▸ Excerpted data
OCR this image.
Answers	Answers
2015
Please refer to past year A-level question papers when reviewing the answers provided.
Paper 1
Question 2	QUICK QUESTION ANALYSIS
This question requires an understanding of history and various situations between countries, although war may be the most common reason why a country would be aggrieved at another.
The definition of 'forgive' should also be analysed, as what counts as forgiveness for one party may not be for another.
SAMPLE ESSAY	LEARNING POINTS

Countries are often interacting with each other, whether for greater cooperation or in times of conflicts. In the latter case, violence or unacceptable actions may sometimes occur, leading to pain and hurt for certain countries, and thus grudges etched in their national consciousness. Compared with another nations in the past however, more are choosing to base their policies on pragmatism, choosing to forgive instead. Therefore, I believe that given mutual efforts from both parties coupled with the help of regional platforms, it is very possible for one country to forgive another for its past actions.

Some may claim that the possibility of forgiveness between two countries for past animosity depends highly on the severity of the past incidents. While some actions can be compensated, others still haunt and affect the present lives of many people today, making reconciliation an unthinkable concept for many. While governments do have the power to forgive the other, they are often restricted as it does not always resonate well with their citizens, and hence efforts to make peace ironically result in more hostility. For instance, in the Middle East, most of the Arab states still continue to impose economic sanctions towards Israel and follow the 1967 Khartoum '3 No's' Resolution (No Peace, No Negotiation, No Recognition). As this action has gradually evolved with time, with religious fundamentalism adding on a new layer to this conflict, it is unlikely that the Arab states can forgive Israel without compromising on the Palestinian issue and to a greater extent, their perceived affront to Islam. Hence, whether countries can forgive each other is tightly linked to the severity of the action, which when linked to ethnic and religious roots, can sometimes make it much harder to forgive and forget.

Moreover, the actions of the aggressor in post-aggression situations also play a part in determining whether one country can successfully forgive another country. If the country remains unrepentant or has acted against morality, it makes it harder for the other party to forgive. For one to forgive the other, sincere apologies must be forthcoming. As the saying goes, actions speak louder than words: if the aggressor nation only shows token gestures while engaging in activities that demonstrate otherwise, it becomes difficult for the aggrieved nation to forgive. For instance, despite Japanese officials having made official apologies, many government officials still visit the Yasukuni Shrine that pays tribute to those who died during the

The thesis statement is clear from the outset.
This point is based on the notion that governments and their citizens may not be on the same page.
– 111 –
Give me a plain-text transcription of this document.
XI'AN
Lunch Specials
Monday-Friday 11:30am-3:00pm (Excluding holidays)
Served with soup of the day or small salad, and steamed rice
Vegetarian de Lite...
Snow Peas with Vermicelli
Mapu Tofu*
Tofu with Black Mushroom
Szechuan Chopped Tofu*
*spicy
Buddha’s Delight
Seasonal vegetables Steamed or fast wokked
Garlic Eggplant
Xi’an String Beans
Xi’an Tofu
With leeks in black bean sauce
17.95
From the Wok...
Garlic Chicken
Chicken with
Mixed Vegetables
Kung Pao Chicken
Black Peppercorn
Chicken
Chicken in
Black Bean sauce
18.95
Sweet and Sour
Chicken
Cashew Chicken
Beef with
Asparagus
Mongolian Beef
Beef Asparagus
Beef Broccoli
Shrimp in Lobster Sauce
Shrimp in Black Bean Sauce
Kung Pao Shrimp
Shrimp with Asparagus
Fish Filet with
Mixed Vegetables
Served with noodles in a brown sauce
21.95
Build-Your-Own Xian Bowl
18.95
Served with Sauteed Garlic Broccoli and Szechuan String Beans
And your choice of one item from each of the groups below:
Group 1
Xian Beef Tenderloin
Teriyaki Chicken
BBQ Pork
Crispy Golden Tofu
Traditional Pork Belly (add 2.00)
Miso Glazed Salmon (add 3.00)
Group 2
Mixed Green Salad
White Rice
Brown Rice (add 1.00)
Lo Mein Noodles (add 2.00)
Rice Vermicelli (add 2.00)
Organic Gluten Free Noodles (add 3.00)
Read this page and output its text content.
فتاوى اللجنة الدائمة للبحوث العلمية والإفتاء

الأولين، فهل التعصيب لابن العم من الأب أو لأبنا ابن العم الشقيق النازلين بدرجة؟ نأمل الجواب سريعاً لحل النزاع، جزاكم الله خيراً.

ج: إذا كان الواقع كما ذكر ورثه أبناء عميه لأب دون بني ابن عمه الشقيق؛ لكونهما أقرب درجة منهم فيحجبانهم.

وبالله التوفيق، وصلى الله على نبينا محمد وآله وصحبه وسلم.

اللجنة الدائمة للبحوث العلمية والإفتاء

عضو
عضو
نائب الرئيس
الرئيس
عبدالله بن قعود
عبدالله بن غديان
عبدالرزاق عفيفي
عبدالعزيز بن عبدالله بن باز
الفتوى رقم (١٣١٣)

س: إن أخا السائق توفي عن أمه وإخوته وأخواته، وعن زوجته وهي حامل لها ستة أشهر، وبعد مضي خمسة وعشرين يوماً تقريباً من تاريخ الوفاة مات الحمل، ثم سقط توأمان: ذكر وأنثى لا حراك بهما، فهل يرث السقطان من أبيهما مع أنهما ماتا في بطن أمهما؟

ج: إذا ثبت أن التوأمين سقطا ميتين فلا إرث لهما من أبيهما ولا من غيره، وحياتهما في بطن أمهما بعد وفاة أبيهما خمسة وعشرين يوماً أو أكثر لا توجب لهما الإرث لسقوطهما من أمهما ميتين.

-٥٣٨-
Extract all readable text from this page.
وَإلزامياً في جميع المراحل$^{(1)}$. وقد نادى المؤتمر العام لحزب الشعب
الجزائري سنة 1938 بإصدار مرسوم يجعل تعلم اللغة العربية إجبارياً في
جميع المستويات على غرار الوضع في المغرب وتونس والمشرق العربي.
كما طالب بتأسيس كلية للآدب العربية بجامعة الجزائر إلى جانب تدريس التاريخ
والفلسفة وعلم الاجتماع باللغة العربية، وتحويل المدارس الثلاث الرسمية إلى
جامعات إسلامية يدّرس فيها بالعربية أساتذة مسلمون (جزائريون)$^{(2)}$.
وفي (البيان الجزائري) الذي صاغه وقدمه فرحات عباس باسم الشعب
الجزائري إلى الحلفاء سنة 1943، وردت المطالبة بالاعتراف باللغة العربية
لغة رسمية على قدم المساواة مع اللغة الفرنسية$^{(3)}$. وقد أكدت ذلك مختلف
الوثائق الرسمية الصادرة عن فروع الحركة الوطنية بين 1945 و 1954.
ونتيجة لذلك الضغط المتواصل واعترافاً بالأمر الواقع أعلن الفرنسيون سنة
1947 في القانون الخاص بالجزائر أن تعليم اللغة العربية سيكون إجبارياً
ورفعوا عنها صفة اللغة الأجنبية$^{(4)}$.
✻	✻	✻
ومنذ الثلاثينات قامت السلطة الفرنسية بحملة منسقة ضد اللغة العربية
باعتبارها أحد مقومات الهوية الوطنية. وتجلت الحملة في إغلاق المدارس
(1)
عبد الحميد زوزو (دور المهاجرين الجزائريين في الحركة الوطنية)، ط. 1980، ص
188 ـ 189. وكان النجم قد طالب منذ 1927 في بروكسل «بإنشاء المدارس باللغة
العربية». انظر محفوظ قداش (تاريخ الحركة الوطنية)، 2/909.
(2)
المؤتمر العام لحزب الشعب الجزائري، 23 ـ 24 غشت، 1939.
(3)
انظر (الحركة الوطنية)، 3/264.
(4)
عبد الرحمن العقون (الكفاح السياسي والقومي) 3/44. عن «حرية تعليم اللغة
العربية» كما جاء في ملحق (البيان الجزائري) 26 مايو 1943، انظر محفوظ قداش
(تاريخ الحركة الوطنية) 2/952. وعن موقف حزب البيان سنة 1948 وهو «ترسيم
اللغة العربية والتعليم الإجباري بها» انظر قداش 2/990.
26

▸ What is needed
Print the material once more, exactly.

▸ Solution to the exercise
OCR this image.
Answers	Answers
2015
Please refer to past year A-level question papers when reviewing the answers provided.
Paper 1
Question 2	QUICK QUESTION ANALYSIS
This question requires an understanding of history and various situations between countries, although war may be the most common reason why a country would be aggrieved at another.
The definition of 'forgive' should also be analysed, as what counts as forgiveness for one party may not be for another.
SAMPLE ESSAY	LEARNING POINTS

Countries are often interacting with each other, whether for greater cooperation or in times of conflicts. In the latter case, violence or unacceptable actions may sometimes occur, leading to pain and hurt for certain countries, and thus grudges etched in their national consciousness. Compared with another nations in the past however, more are choosing to base their policies on pragmatism, choosing to forgive instead. Therefore, I believe that given mutual efforts from both parties coupled with the help of regional platforms, it is very possible for one country to forgive another for its past actions.

Some may claim that the possibility of forgiveness between two countries for past animosity depends highly on the severity of the past incidents. While some actions can be compensated, others still haunt and affect the present lives of many people today, making reconciliation an unthinkable concept for many. While governments do have the power to forgive the other, they are often restricted as it does not always resonate well with their citizens, and hence efforts to make peace ironically result in more hostility. For instance, in the Middle East, most of the Arab states still continue to impose economic sanctions towards Israel and follow the 1967 Khartoum '3 No's' Resolution (No Peace, No Negotiation, No Recognition). As this action has gradually evolved with time, with religious fundamentalism adding on a new layer to this conflict, it is unlikely that the Arab states can forgive Israel without compromising on the Palestinian issue and to a greater extent, their perceived affront to Islam. Hence, whether countries can forgive each other is tightly linked to the severity of the action, which when linked to ethnic and religious roots, can sometimes make it much harder to forgive and forget.

Moreover, the actions of the aggressor in post-aggression situations also play a part in determining whether one country can successfully forgive another country. If the country remains unrepentant or has acted against morality, it makes it harder for the other party to forgive. For one to forgive the other, sincere apologies must be forthcoming. As the saying goes, actions speak louder than words: if the aggressor nation only shows token gestures while engaging in activities that demonstrate otherwise, it becomes difficult for the aggrieved nation to forgive. For instance, despite Japanese officials having made official apologies, many government officials still visit the Yasukuni Shrine that pays tribute to those who died during the

The thesis statement is clear from the outset.
This point is based on the notion that governments and their citizens may not be on the same page.
– 111 –
Give me a plain-text transcription of this document.
XI'AN
Lunch Specials
Monday-Friday 11:30am-3:00pm (Excluding holidays)
Served with soup of the day or small salad, and steamed rice
Vegetarian de Lite...
Snow Peas with Vermicelli
Mapu Tofu*
Tofu with Black Mushroom
Szechuan Chopped Tofu*
*spicy
Buddha’s Delight
Seasonal vegetables Steamed or fast wokked
Garlic Eggplant
Xi’an String Beans
Xi’an Tofu
With leeks in black bean sauce
17.95
From the Wok...
Garlic Chicken
Chicken with
Mixed Vegetables
Kung Pao Chicken
Black Peppercorn
Chicken
Chicken in
Black Bean sauce
18.95
Sweet and Sour
Chicken
Cashew Chicken
Beef with
Asparagus
Mongolian Beef
Beef Asparagus
Beef Broccoli
Shrimp in Lobster Sauce
Shrimp in Black Bean Sauce
Kung Pao Shrimp
Shrimp with Asparagus
Fish Filet with
Mixed Vegetables
Served with noodles in a brown sauce
21.95
Build-Your-Own Xian Bowl
18.95
Served with Sauteed Garlic Broccoli and Szechuan String Beans
And your choice of one item from each of the groups below:
Group 1
Xian Beef Tenderloin
Teriyaki Chicken
BBQ Pork
Crispy Golden Tofu
Traditional Pork Belly (add 2.00)
Miso Glazed Salmon (add 3.00)
Group 2
Mixed Green Salad
White Rice
Brown Rice (add 1.00)
Lo Mein Noodles (add 2.00)
Rice Vermicelli (add 2.00)
Organic Gluten Free Noodles (add 3.00)
Read this page and output its text content.
فتاوى اللجنة الدائمة للبحوث العلمية والإفتاء

الأولين، فهل التعصيب لابن العم من الأب أو لأبنا ابن العم الشقيق النازلين بدرجة؟ نأمل الجواب سريعاً لحل النزاع، جزاكم الله خيراً.

ج: إذا كان الواقع كما ذكر ورثه أبناء عميه لأب دون بني ابن عمه الشقيق؛ لكونهما أقرب درجة منهم فيحجبانهم.

وبالله التوفيق، وصلى الله على نبينا محمد وآله وصحبه وسلم.

اللجنة الدائمة للبحوث العلمية والإفتاء

عضو
عضو
نائب الرئيس
الرئيس
عبدالله بن قعود
عبدالله بن غديان
عبدالرزاق عفيفي
عبدالعزيز بن عبدالله بن باز
الفتوى رقم (١٣١٣)

س: إن أخا السائق توفي عن أمه وإخوته وأخواته، وعن زوجته وهي حامل لها ستة أشهر، وبعد مضي خمسة وعشرين يوماً تقريباً من تاريخ الوفاة مات الحمل، ثم سقط توأمان: ذكر وأنثى لا حراك بهما، فهل يرث السقطان من أبيهما مع أنهما ماتا في بطن أمهما؟

ج: إذا ثبت أن التوأمين سقطا ميتين فلا إرث لهما من أبيهما ولا من غيره، وحياتهما في بطن أمهما بعد وفاة أبيهما خمسة وعشرين يوماً أو أكثر لا توجب لهما الإرث لسقوطهما من أمهما ميتين.

-٥٣٨-
Extract all readable text from this page.
وَإلزامياً في جميع المراحل$^{(1)}$. وقد نادى المؤتمر العام لحزب الشعب
الجزائري سنة 1938 بإصدار مرسوم يجعل تعلم اللغة العربية إجبارياً في
جميع المستويات على غرار الوضع في المغرب وتونس والمشرق العربي.
كما طالب بتأسيس كلية للآدب العربية بجامعة الجزائر إلى جانب تدريس التاريخ
والفلسفة وعلم الاجتماع باللغة العربية، وتحويل المدارس الثلاث الرسمية إلى
جامعات إسلامية يدّرس فيها بالعربية أساتذة مسلمون (جزائريون)$^{(2)}$.
وفي (البيان الجزائري) الذي صاغه وقدمه فرحات عباس باسم الشعب
الجزائري إلى الحلفاء سنة 1943، وردت المطالبة بالاعتراف باللغة العربية
لغة رسمية على قدم المساواة مع اللغة الفرنسية$^{(3)}$. وقد أكدت ذلك مختلف
الوثائق الرسمية الصادرة عن فروع الحركة الوطنية بين 1945 و 1954.
ونتيجة لذلك الضغط المتواصل واعترافاً بالأمر الواقع أعلن الفرنسيون سنة
1947 في القانون الخاص بالجزائر أن تعليم اللغة العربية سيكون إجبارياً
ورفعوا عنها صفة اللغة الأجنبية$^{(4)}$.
✻	✻	✻
ومنذ الثلاثينات قامت السلطة الفرنسية بحملة منسقة ضد اللغة العربية
باعتبارها أحد مقومات الهوية الوطنية. وتجلت الحملة في إغلاق المدارس
(1)
عبد الحميد زوزو (دور المهاجرين الجزائريين في الحركة الوطنية)، ط. 1980، ص
188 ـ 189. وكان النجم قد طالب منذ 1927 في بروكسل «بإنشاء المدارس باللغة
العربية». انظر محفوظ قداش (تاريخ الحركة الوطنية)، 2/909.
(2)
المؤتمر العام لحزب الشعب الجزائري، 23 ـ 24 غشت، 1939.
(3)
انظر (الحركة الوطنية)، 3/264.
(4)
عبد الرحمن العقون (الكفاح السياسي والقومي) 3/44. عن «حرية تعليم اللغة
العربية» كما جاء في ملحق (البيان الجزائري) 26 مايو 1943، انظر محفوظ قداش
(تاريخ الحركة الوطنية) 2/952. وعن موقف حزب البيان سنة 1948 وهو «ترسيم
اللغة العربية والتعليم الإجباري بها» انظر قداش 2/990.
26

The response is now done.